- WHAT YOU HAVE TO DO -
Rewrite the rows from the start of the rows through the line with "paragraph-4: Закон незаменимости", swapping "фактора" for "признака" and leaving everything else unchanged.
BEGIN
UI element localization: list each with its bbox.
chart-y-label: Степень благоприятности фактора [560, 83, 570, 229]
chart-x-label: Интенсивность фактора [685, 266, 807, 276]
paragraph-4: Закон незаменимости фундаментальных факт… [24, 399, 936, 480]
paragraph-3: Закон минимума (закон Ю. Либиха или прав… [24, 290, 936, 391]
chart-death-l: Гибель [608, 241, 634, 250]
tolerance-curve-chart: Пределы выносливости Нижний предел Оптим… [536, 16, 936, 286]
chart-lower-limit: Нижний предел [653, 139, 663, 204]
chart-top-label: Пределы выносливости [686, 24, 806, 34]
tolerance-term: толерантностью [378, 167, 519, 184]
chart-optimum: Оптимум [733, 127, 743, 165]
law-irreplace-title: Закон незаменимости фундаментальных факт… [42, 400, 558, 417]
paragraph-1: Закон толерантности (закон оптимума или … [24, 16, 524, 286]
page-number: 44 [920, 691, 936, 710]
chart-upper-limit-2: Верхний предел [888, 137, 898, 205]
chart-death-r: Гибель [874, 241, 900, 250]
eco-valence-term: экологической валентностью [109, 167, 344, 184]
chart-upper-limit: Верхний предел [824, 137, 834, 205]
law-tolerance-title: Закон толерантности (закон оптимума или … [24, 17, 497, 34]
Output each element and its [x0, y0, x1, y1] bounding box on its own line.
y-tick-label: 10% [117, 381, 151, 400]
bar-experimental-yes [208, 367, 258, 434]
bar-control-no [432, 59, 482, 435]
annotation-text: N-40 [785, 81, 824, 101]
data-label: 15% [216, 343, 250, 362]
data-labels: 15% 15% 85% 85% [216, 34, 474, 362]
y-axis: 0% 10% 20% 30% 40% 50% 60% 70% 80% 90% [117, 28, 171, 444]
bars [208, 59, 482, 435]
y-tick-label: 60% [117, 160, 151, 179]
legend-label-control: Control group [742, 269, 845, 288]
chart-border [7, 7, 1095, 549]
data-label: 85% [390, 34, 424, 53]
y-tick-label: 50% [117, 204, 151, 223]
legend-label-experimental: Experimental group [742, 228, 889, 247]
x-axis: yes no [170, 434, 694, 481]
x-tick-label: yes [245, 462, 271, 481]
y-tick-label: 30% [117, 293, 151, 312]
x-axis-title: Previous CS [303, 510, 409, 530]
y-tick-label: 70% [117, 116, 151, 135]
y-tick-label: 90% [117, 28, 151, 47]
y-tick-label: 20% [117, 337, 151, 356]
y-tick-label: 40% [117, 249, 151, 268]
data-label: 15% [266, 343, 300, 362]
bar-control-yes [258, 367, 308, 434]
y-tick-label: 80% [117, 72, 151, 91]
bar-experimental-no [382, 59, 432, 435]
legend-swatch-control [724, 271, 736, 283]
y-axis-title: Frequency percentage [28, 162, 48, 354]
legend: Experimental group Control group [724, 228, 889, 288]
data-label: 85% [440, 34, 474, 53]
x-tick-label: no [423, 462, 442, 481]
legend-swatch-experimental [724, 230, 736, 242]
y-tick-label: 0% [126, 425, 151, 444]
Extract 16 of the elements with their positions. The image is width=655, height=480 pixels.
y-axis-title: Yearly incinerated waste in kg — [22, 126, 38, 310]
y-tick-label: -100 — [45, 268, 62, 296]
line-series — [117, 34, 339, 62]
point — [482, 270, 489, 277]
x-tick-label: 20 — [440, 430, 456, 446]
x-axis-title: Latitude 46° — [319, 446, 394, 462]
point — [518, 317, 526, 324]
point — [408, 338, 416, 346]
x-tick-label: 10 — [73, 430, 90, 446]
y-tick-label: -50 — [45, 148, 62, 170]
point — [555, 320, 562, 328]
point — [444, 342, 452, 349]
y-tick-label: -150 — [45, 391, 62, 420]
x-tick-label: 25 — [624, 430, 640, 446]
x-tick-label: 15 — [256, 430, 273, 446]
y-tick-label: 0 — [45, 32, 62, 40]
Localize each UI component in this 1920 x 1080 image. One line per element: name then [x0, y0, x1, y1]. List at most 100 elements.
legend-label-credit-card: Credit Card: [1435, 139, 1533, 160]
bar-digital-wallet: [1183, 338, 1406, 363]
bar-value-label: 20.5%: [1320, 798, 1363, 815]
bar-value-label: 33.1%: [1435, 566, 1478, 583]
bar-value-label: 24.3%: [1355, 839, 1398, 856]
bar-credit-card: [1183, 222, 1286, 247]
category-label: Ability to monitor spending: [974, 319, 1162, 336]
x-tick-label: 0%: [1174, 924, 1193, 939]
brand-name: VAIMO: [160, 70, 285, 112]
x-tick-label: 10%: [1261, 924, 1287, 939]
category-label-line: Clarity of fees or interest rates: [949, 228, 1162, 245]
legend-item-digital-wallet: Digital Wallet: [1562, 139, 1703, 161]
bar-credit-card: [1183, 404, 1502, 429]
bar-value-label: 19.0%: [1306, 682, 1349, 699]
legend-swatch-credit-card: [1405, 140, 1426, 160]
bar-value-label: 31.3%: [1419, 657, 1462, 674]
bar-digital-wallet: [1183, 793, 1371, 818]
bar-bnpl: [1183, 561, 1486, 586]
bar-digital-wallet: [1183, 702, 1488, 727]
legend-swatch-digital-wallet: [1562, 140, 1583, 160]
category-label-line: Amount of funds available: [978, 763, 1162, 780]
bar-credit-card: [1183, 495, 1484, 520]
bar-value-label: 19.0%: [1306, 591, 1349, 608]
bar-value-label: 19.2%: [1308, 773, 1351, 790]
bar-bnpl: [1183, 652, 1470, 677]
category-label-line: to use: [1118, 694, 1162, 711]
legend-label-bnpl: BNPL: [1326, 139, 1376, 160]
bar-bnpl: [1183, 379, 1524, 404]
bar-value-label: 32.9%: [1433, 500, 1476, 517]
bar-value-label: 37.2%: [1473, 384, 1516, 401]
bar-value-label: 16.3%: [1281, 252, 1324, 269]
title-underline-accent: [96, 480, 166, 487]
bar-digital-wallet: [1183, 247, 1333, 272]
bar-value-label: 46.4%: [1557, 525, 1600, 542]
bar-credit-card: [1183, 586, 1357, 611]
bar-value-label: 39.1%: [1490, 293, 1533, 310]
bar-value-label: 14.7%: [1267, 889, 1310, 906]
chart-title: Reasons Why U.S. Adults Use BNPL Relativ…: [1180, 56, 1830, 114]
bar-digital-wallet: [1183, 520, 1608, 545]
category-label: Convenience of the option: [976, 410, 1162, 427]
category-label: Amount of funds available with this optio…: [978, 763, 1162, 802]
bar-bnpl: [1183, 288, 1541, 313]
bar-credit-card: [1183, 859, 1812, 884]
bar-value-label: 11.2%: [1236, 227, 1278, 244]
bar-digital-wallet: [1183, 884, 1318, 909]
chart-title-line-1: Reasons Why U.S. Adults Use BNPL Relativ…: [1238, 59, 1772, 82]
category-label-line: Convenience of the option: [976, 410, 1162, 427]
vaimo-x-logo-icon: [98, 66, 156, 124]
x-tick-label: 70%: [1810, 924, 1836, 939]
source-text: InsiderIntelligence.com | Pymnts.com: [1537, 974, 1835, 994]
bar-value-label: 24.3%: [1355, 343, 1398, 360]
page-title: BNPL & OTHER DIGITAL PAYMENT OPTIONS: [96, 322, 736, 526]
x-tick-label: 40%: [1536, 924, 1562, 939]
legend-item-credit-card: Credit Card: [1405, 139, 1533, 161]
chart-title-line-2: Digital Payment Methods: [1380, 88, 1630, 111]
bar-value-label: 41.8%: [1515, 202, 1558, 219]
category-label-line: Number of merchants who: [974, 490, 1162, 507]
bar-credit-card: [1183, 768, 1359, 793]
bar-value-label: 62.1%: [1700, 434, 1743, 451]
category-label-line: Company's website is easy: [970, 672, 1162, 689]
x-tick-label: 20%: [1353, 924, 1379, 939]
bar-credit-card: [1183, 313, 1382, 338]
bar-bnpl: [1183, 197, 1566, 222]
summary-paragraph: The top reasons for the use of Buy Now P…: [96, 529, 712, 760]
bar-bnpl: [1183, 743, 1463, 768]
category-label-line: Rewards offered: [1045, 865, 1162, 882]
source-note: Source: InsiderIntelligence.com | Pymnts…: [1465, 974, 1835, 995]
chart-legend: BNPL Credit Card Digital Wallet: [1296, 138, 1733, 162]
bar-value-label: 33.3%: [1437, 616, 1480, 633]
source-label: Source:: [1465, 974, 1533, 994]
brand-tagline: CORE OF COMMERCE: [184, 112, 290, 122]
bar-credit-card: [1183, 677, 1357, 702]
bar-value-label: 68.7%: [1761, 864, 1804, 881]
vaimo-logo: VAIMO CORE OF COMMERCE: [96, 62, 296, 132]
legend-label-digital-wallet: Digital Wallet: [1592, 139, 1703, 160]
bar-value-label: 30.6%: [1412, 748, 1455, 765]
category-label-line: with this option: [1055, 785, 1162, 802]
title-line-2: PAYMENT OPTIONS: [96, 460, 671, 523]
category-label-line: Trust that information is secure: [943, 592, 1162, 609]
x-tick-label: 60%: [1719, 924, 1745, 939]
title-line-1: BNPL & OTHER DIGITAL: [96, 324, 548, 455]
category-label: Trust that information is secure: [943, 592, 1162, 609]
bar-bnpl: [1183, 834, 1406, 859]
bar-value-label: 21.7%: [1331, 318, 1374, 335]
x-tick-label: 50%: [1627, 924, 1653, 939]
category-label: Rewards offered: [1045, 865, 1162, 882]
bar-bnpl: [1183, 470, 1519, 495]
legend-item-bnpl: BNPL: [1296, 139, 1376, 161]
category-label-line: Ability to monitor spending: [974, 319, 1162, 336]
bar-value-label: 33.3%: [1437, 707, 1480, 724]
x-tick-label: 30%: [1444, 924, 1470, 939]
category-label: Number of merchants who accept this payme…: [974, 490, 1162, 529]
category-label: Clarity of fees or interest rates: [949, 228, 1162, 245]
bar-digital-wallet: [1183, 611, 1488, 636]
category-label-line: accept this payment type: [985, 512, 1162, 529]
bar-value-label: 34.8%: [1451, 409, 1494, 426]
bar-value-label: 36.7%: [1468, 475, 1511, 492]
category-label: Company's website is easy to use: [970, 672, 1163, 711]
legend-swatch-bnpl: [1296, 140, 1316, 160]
END
- WRITTEN ANSWER -
UI element localization: list each with its bbox.
chart-y-label: Степень благоприятности признака [560, 83, 570, 229]
chart-x-label: Интенсивность признака [685, 266, 807, 276]
paragraph-4: Закон незаменимости фундаментальных факт… [24, 399, 936, 480]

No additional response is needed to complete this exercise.